"""

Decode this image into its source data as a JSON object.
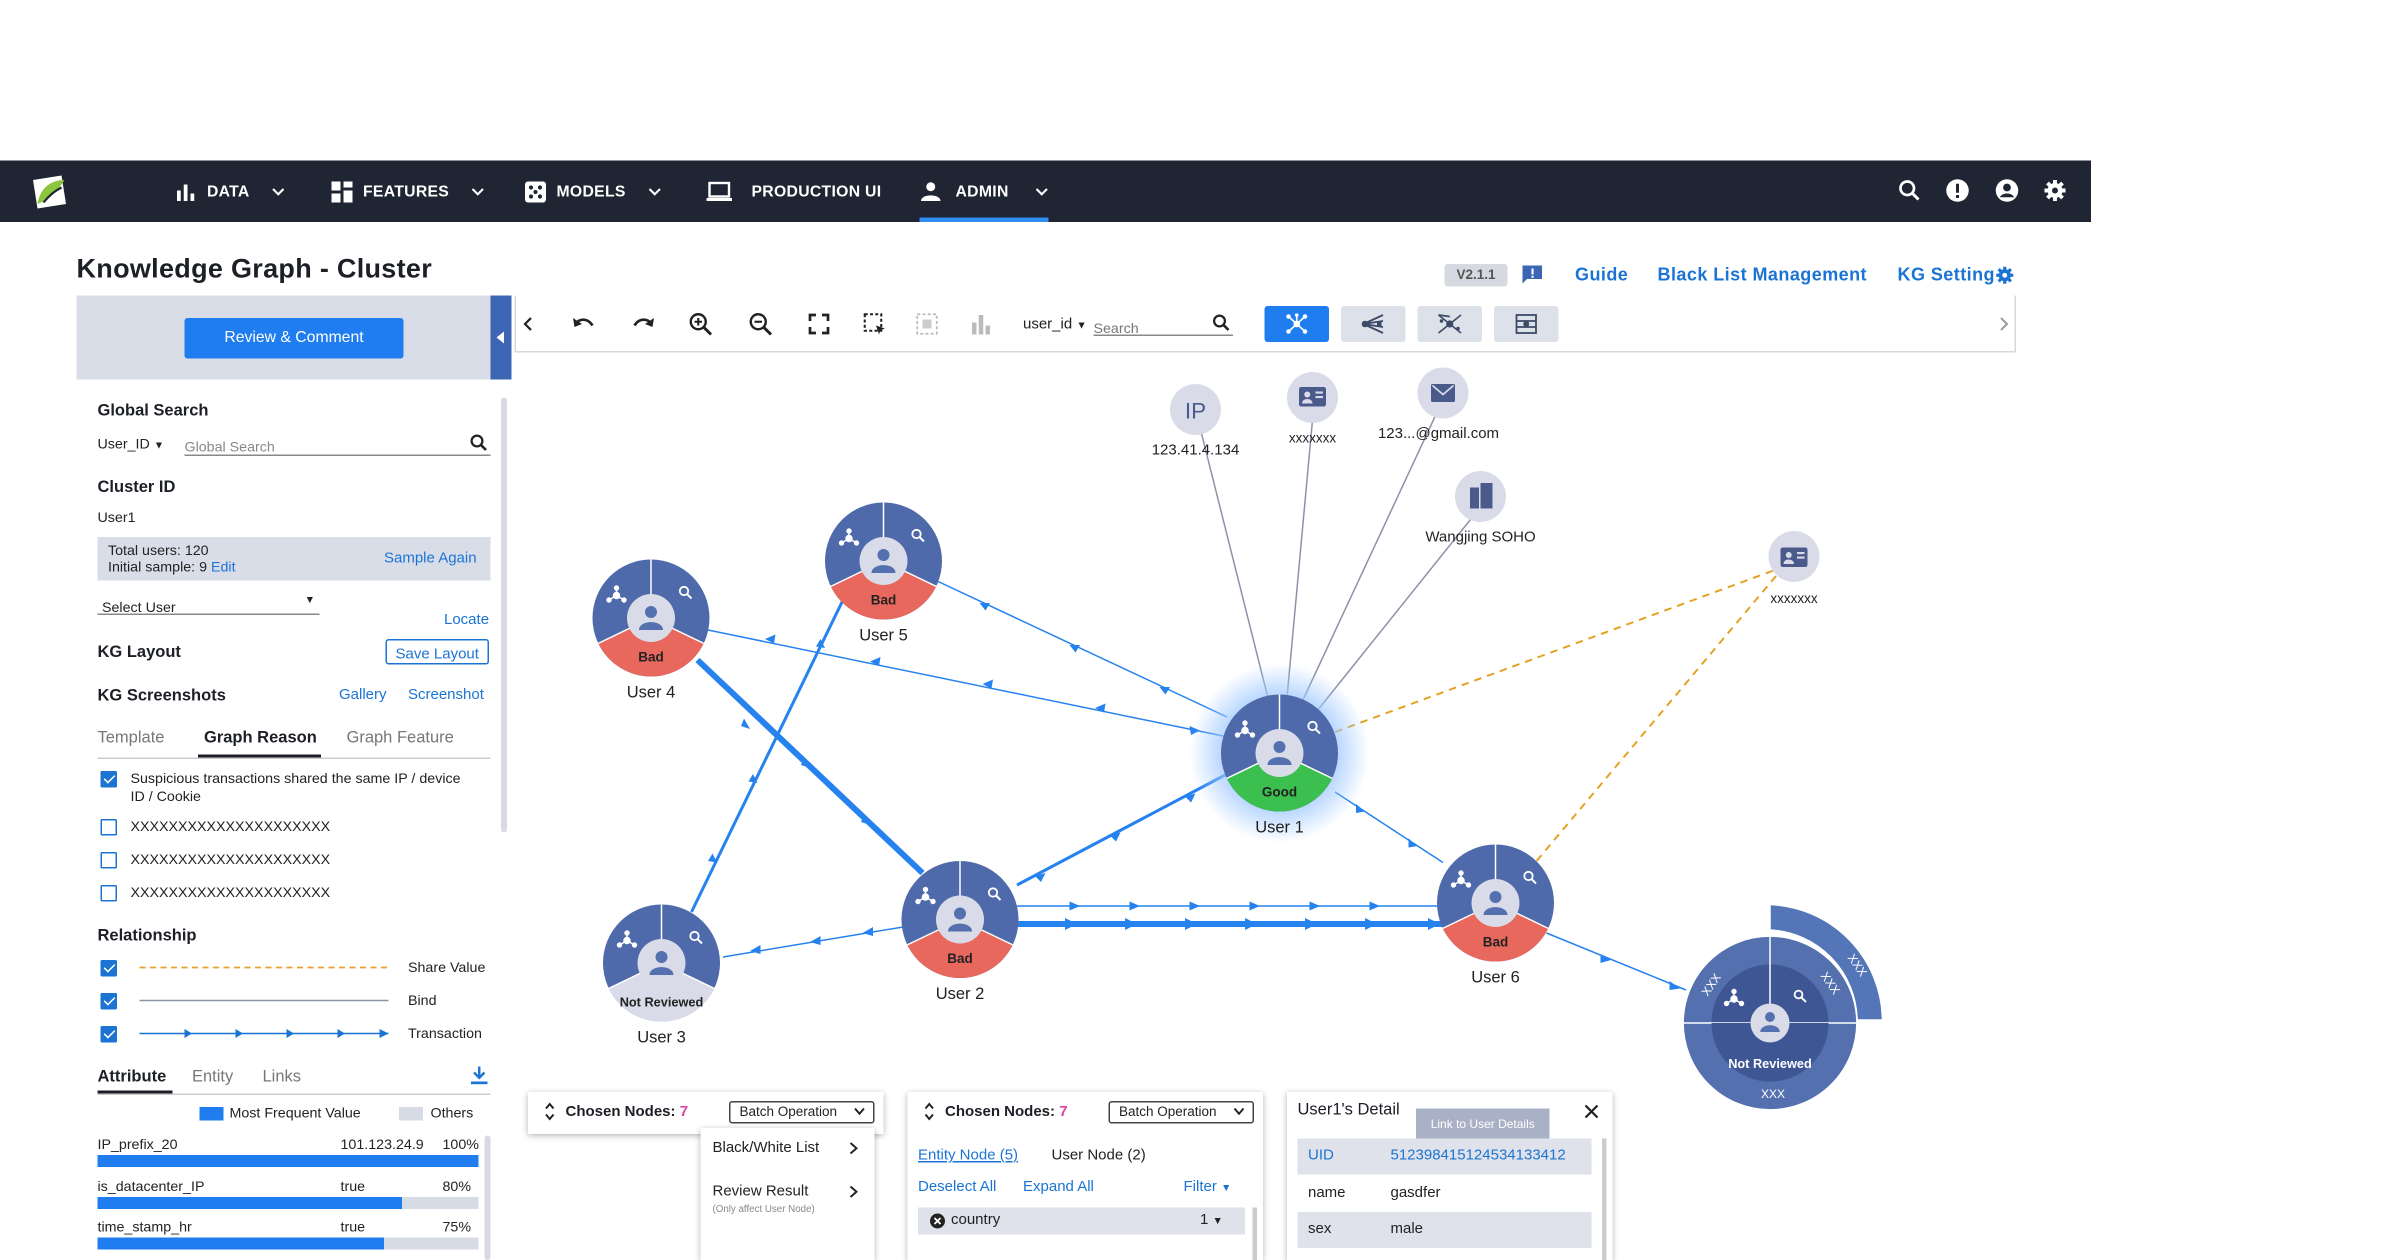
{
  "nav": {
    "items": [
      {
        "label": "DATA"
      },
      {
        "label": "FEATURES"
      },
      {
        "label": "MODELS"
      },
      {
        "label": "PRODUCTION UI"
      },
      {
        "label": "ADMIN"
      }
    ],
    "icons": [
      "search-icon",
      "alert-icon",
      "account-icon",
      "settings-icon"
    ]
  },
  "page": {
    "title": "Knowledge Graph - Cluster",
    "version": "V2.1.1",
    "links": {
      "guide": "Guide",
      "blacklist": "Black List Management",
      "kg_setting": "KG Setting"
    }
  },
  "left": {
    "review_button": "Review & Comment",
    "global_search": {
      "title": "Global Search",
      "type": "User_ID",
      "placeholder": "Global Search"
    },
    "cluster": {
      "title": "Cluster ID",
      "value": "User1",
      "total": "Total users: 120",
      "initial": "Initial sample: 9",
      "edit": "Edit",
      "sample_again": "Sample Again"
    },
    "select_user": "Select User",
    "locate": "Locate",
    "kg_layout": {
      "title": "KG Layout",
      "save": "Save Layout"
    },
    "kg_screenshots": {
      "title": "KG Screenshots",
      "gallery": "Gallery",
      "screenshot": "Screenshot"
    },
    "tabs": {
      "template": "Template",
      "graph_reason": "Graph Reason",
      "graph_feature": "Graph Feature"
    },
    "reasons": [
      {
        "line1": "Suspicious transactions shared the same IP / device",
        "line2": "ID / Cookie",
        "checked": true
      },
      {
        "line1": "XXXXXXXXXXXXXXXXXXXXX",
        "checked": false
      },
      {
        "line1": "XXXXXXXXXXXXXXXXXXXXX",
        "checked": false
      },
      {
        "line1": "XXXXXXXXXXXXXXXXXXXXX",
        "checked": false
      }
    ],
    "relationship": {
      "title": "Relationship",
      "items": [
        {
          "label": "Share Value"
        },
        {
          "label": "Bind"
        },
        {
          "label": "Transaction"
        }
      ]
    },
    "attr_tabs": {
      "attribute": "Attribute",
      "entity": "Entity",
      "links": "Links"
    },
    "legend": {
      "frequent": "Most Frequent Value",
      "others": "Others"
    },
    "attributes": [
      {
        "name": "IP_prefix_20",
        "value": "101.123.24.9",
        "pct": "100%",
        "fraction": 1.0
      },
      {
        "name": "is_datacenter_IP",
        "value": "true",
        "pct": "80%",
        "fraction": 0.8
      },
      {
        "name": "time_stamp_hr",
        "value": "true",
        "pct": "75%",
        "fraction": 0.75
      }
    ]
  },
  "toolbar": {
    "search_type": "user_id",
    "search_placeholder": "Search"
  },
  "graph": {
    "users": [
      {
        "name": "User 1",
        "status": "Good"
      },
      {
        "name": "User 2",
        "status": "Bad"
      },
      {
        "name": "User 3",
        "status": "Not Reviewed"
      },
      {
        "name": "User 4",
        "status": "Bad"
      },
      {
        "name": "User 5",
        "status": "Bad"
      },
      {
        "name": "User 6",
        "status": "Bad"
      }
    ],
    "big_node": {
      "status": "Not Reviewed",
      "labels": [
        "XXX",
        "XXX",
        "XXX",
        "XXX"
      ]
    },
    "entities": [
      {
        "icon": "IP",
        "label": "123.41.4.134"
      },
      {
        "icon": "id-card",
        "label": "xxxxxxx"
      },
      {
        "icon": "email",
        "label": "123...@gmail.com"
      },
      {
        "icon": "building",
        "label": "Wangjing SOHO"
      },
      {
        "icon": "id-card",
        "label": "xxxxxxx"
      }
    ]
  },
  "chosen1": {
    "title": "Chosen Nodes:",
    "count": "7",
    "batch": "Batch Operation",
    "menu": [
      "Black/White List",
      "Review Result",
      "(Only affect User Node)"
    ]
  },
  "chosen2": {
    "title": "Chosen Nodes:",
    "count": "7",
    "batch": "Batch Operation",
    "tab_entity": "Entity Node (5)",
    "tab_user": "User Node (2)",
    "deselect": "Deselect All",
    "expand": "Expand All",
    "filter": "Filter",
    "row_label": "country",
    "row_count": "1"
  },
  "detail": {
    "title": "User1's Detail",
    "tooltip": "Link to User Details",
    "rows": [
      {
        "k": "UID",
        "v": "5123984151245341334​12"
      },
      {
        "k": "name",
        "v": "gasdfer"
      },
      {
        "k": "sex",
        "v": "male"
      }
    ]
  }
}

"""

» Exercise description:
Without the pictures, retype the whole of the material above exactly.

» The output:
Decode this image into its source data as a JSON object.
{
  "nav": {
    "items": [
      {
        "label": "DATA"
      },
      {
        "label": "FEATURES"
      },
      {
        "label": "MODELS"
      },
      {
        "label": "PRODUCTION UI"
      },
      {
        "label": "ADMIN"
      }
    ],
    "icons": [
      "search-icon",
      "alert-icon",
      "account-icon",
      "settings-icon"
    ]
  },
  "page": {
    "title": "Knowledge Graph - Cluster",
    "version": "V2.1.1",
    "links": {
      "guide": "Guide",
      "blacklist": "Black List Management",
      "kg_setting": "KG Setting"
    }
  },
  "left": {
    "review_button": "Review & Comment",
    "global_search": {
      "title": "Global Search",
      "type": "User_ID",
      "placeholder": "Global Search"
    },
    "cluster": {
      "title": "Cluster ID",
      "value": "User1",
      "total": "Total users: 120",
      "initial": "Initial sample: 9",
      "edit": "Edit",
      "sample_again": "Sample Again"
    },
    "select_user": "Select User",
    "locate": "Locate",
    "kg_layout": {
      "title": "KG Layout",
      "save": "Save Layout"
    },
    "kg_screenshots": {
      "title": "KG Screenshots",
      "gallery": "Gallery",
      "screenshot": "Screenshot"
    },
    "tabs": {
      "template": "Template",
      "graph_reason": "Graph Reason",
      "graph_feature": "Graph Feature"
    },
    "reasons": [
      {
        "line1": "Suspicious transactions shared the same IP / device",
        "line2": "ID / Cookie",
        "checked": true
      },
      {
        "line1": "XXXXXXXXXXXXXXXXXXXXX",
        "checked": false
      },
      {
        "line1": "XXXXXXXXXXXXXXXXXXXXX",
        "checked": false
      },
      {
        "line1": "XXXXXXXXXXXXXXXXXXXXX",
        "checked": false
      }
    ],
    "relationship": {
      "title": "Relationship",
      "items": [
        {
          "label": "Share Value"
        },
        {
          "label": "Bind"
        },
        {
          "label": "Transaction"
        }
      ]
    },
    "attr_tabs": {
      "attribute": "Attribute",
      "entity": "Entity",
      "links": "Links"
    },
    "legend": {
      "frequent": "Most Frequent Value",
      "others": "Others"
    },
    "attributes": [
      {
        "name": "IP_prefix_20",
        "value": "101.123.24.9",
        "pct": "100%",
        "fraction": 1.0
      },
      {
        "name": "is_datacenter_IP",
        "value": "true",
        "pct": "80%",
        "fraction": 0.8
      },
      {
        "name": "time_stamp_hr",
        "value": "true",
        "pct": "75%",
        "fraction": 0.75
      }
    ]
  },
  "toolbar": {
    "search_type": "user_id",
    "search_placeholder": "Search"
  },
  "graph": {
    "users": [
      {
        "name": "User 1",
        "status": "Good"
      },
      {
        "name": "User 2",
        "status": "Bad"
      },
      {
        "name": "User 3",
        "status": "Not Reviewed"
      },
      {
        "name": "User 4",
        "status": "Bad"
      },
      {
        "name": "User 5",
        "status": "Bad"
      },
      {
        "name": "User 6",
        "status": "Bad"
      }
    ],
    "big_node": {
      "status": "Not Reviewed",
      "labels": [
        "XXX",
        "XXX",
        "XXX",
        "XXX"
      ]
    },
    "entities": [
      {
        "icon": "IP",
        "label": "123.41.4.134"
      },
      {
        "icon": "id-card",
        "label": "xxxxxxx"
      },
      {
        "icon": "email",
        "label": "123...@gmail.com"
      },
      {
        "icon": "building",
        "label": "Wangjing SOHO"
      },
      {
        "icon": "id-card",
        "label": "xxxxxxx"
      }
    ]
  },
  "chosen1": {
    "title": "Chosen Nodes:",
    "count": "7",
    "batch": "Batch Operation",
    "menu": [
      "Black/White List",
      "Review Result",
      "(Only affect User Node)"
    ]
  },
  "chosen2": {
    "title": "Chosen Nodes:",
    "count": "7",
    "batch": "Batch Operation",
    "tab_entity": "Entity Node (5)",
    "tab_user": "User Node (2)",
    "deselect": "Deselect All",
    "expand": "Expand All",
    "filter": "Filter",
    "row_label": "country",
    "row_count": "1"
  },
  "detail": {
    "title": "User1's Detail",
    "tooltip": "Link to User Details",
    "rows": [
      {
        "k": "UID",
        "v": "5123984151245341334​12"
      },
      {
        "k": "name",
        "v": "gasdfer"
      },
      {
        "k": "sex",
        "v": "male"
      }
    ]
  }
}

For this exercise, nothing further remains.